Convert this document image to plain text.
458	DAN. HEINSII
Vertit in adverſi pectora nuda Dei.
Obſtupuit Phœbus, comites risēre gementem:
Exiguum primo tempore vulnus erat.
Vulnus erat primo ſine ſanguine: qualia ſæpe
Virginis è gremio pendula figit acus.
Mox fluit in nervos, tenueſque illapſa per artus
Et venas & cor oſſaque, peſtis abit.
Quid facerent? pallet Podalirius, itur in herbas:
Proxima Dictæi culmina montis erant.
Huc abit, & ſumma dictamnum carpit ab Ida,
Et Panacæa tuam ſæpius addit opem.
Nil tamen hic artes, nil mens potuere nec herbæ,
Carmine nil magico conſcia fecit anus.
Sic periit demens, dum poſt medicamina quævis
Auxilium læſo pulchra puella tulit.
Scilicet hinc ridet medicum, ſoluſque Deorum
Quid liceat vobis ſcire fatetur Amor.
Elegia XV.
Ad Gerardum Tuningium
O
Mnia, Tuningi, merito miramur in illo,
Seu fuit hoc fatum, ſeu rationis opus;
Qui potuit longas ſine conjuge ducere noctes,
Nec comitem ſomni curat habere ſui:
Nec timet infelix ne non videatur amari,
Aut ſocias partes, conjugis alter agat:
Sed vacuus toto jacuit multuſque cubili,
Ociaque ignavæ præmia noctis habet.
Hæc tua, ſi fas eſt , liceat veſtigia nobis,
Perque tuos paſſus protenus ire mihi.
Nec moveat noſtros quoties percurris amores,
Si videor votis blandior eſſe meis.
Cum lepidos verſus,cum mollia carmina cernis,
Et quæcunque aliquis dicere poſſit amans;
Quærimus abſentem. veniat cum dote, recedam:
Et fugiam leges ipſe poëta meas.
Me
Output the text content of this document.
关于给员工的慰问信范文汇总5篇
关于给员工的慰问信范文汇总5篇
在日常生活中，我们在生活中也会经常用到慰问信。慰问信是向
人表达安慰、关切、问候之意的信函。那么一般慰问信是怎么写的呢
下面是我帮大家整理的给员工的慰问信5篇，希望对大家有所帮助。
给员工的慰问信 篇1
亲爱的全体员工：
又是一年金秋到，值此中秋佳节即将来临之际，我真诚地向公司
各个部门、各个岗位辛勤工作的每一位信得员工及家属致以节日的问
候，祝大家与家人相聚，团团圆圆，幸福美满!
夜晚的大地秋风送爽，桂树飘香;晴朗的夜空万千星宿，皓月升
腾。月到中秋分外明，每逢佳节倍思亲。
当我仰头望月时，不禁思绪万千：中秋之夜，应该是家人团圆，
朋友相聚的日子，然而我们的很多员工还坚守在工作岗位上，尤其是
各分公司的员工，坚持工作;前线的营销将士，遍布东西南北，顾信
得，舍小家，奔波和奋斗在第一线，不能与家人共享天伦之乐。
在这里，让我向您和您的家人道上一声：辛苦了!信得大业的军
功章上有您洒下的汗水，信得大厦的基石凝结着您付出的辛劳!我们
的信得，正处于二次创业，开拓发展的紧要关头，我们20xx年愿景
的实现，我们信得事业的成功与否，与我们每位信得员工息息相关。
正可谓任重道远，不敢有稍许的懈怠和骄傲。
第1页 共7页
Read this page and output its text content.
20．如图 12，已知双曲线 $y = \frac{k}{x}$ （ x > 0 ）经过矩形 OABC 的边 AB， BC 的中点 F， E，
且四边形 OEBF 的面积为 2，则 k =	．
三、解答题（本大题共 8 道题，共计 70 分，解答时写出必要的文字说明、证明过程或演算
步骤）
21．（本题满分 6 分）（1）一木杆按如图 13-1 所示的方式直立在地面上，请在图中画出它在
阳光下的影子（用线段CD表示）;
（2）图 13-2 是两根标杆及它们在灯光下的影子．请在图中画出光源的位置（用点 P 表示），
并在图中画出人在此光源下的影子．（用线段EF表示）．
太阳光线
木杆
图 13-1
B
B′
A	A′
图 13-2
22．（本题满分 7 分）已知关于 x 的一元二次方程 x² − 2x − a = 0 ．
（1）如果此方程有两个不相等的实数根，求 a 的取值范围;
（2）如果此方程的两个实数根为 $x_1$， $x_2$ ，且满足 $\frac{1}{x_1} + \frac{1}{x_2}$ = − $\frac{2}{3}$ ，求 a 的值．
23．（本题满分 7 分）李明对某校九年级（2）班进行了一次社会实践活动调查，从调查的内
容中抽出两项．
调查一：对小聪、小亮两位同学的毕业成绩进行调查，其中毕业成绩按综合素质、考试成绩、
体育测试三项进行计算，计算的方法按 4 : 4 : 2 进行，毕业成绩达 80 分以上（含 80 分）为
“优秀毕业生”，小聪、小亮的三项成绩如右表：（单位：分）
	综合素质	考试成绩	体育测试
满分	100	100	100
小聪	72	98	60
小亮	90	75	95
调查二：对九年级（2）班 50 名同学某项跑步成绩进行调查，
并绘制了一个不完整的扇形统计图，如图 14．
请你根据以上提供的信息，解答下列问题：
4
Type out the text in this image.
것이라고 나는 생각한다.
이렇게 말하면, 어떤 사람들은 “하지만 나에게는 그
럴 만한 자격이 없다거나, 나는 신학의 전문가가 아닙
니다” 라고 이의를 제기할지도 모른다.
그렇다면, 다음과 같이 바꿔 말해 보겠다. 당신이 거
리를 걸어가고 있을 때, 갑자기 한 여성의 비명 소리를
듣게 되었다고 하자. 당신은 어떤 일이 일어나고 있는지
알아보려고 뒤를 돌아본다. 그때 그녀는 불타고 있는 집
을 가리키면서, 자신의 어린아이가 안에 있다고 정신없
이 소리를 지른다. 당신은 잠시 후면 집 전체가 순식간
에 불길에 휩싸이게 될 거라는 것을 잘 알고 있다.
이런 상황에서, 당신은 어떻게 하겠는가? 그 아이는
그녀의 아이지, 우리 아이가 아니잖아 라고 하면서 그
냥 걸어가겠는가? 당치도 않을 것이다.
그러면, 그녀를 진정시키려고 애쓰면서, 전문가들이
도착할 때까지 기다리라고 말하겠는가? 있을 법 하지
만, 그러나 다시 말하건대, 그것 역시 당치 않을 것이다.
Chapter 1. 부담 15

......

* _What this task involves_
Print every record above exactly as written.

* _Result of the exercise_
Convert this document image to plain text.
458	DAN. HEINSII
Vertit in adverſi pectora nuda Dei.
Obſtupuit Phœbus, comites risēre gementem:
Exiguum primo tempore vulnus erat.
Vulnus erat primo ſine ſanguine: qualia ſæpe
Virginis è gremio pendula figit acus.
Mox fluit in nervos, tenueſque illapſa per artus
Et venas & cor oſſaque, peſtis abit.
Quid facerent? pallet Podalirius, itur in herbas:
Proxima Dictæi culmina montis erant.
Huc abit, & ſumma dictamnum carpit ab Ida,
Et Panacæa tuam ſæpius addit opem.
Nil tamen hic artes, nil mens potuere nec herbæ,
Carmine nil magico conſcia fecit anus.
Sic periit demens, dum poſt medicamina quævis
Auxilium læſo pulchra puella tulit.
Scilicet hinc ridet medicum, ſoluſque Deorum
Quid liceat vobis ſcire fatetur Amor.
Elegia XV.
Ad Gerardum Tuningium
O
Mnia, Tuningi, merito miramur in illo,
Seu fuit hoc fatum, ſeu rationis opus;
Qui potuit longas ſine conjuge ducere noctes,
Nec comitem ſomni curat habere ſui:
Nec timet infelix ne non videatur amari,
Aut ſocias partes, conjugis alter agat:
Sed vacuus toto jacuit multuſque cubili,
Ociaque ignavæ præmia noctis habet.
Hæc tua, ſi fas eſt , liceat veſtigia nobis,
Perque tuos paſſus protenus ire mihi.
Nec moveat noſtros quoties percurris amores,
Si videor votis blandior eſſe meis.
Cum lepidos verſus,cum mollia carmina cernis,
Et quæcunque aliquis dicere poſſit amans;
Quærimus abſentem. veniat cum dote, recedam:
Et fugiam leges ipſe poëta meas.
Me
Output the text content of this document.
关于给员工的慰问信范文汇总5篇
关于给员工的慰问信范文汇总5篇
在日常生活中，我们在生活中也会经常用到慰问信。慰问信是向
人表达安慰、关切、问候之意的信函。那么一般慰问信是怎么写的呢
下面是我帮大家整理的给员工的慰问信5篇，希望对大家有所帮助。
给员工的慰问信 篇1
亲爱的全体员工：
又是一年金秋到，值此中秋佳节即将来临之际，我真诚地向公司
各个部门、各个岗位辛勤工作的每一位信得员工及家属致以节日的问
候，祝大家与家人相聚，团团圆圆，幸福美满!
夜晚的大地秋风送爽，桂树飘香;晴朗的夜空万千星宿，皓月升
腾。月到中秋分外明，每逢佳节倍思亲。
当我仰头望月时，不禁思绪万千：中秋之夜，应该是家人团圆，
朋友相聚的日子，然而我们的很多员工还坚守在工作岗位上，尤其是
各分公司的员工，坚持工作;前线的营销将士，遍布东西南北，顾信
得，舍小家，奔波和奋斗在第一线，不能与家人共享天伦之乐。
在这里，让我向您和您的家人道上一声：辛苦了!信得大业的军
功章上有您洒下的汗水，信得大厦的基石凝结着您付出的辛劳!我们
的信得，正处于二次创业，开拓发展的紧要关头，我们20xx年愿景
的实现，我们信得事业的成功与否，与我们每位信得员工息息相关。
正可谓任重道远，不敢有稍许的懈怠和骄傲。
第1页 共7页
Read this page and output its text content.
20．如图 12，已知双曲线 $y = \frac{k}{x}$ （ x > 0 ）经过矩形 OABC 的边 AB， BC 的中点 F， E，
且四边形 OEBF 的面积为 2，则 k =	．
三、解答题（本大题共 8 道题，共计 70 分，解答时写出必要的文字说明、证明过程或演算
步骤）
21．（本题满分 6 分）（1）一木杆按如图 13-1 所示的方式直立在地面上，请在图中画出它在
阳光下的影子（用线段CD表示）;
（2）图 13-2 是两根标杆及它们在灯光下的影子．请在图中画出光源的位置（用点 P 表示），
并在图中画出人在此光源下的影子．（用线段EF表示）．
太阳光线
木杆
图 13-1
B
B′
A	A′
图 13-2
22．（本题满分 7 分）已知关于 x 的一元二次方程 x² − 2x − a = 0 ．
（1）如果此方程有两个不相等的实数根，求 a 的取值范围;
（2）如果此方程的两个实数根为 $x_1$， $x_2$ ，且满足 $\frac{1}{x_1} + \frac{1}{x_2}$ = − $\frac{2}{3}$ ，求 a 的值．
23．（本题满分 7 分）李明对某校九年级（2）班进行了一次社会实践活动调查，从调查的内
容中抽出两项．
调查一：对小聪、小亮两位同学的毕业成绩进行调查，其中毕业成绩按综合素质、考试成绩、
体育测试三项进行计算，计算的方法按 4 : 4 : 2 进行，毕业成绩达 80 分以上（含 80 分）为
“优秀毕业生”，小聪、小亮的三项成绩如右表：（单位：分）
	综合素质	考试成绩	体育测试
满分	100	100	100
小聪	72	98	60
小亮	90	75	95
调查二：对九年级（2）班 50 名同学某项跑步成绩进行调查，
并绘制了一个不完整的扇形统计图，如图 14．
请你根据以上提供的信息，解答下列问题：
4
Type out the text in this image.
것이라고 나는 생각한다.
이렇게 말하면, 어떤 사람들은 “하지만 나에게는 그
럴 만한 자격이 없다거나, 나는 신학의 전문가가 아닙
니다” 라고 이의를 제기할지도 모른다.
그렇다면, 다음과 같이 바꿔 말해 보겠다. 당신이 거
리를 걸어가고 있을 때, 갑자기 한 여성의 비명 소리를
듣게 되었다고 하자. 당신은 어떤 일이 일어나고 있는지
알아보려고 뒤를 돌아본다. 그때 그녀는 불타고 있는 집
을 가리키면서, 자신의 어린아이가 안에 있다고 정신없
이 소리를 지른다. 당신은 잠시 후면 집 전체가 순식간
에 불길에 휩싸이게 될 거라는 것을 잘 알고 있다.
이런 상황에서, 당신은 어떻게 하겠는가? 그 아이는
그녀의 아이지, 우리 아이가 아니잖아 라고 하면서 그
냥 걸어가겠는가? 당치도 않을 것이다.
그러면, 그녀를 진정시키려고 애쓰면서, 전문가들이
도착할 때까지 기다리라고 말하겠는가? 있을 법 하지
만, 그러나 다시 말하건대, 그것 역시 당치 않을 것이다.
Chapter 1. 부담 15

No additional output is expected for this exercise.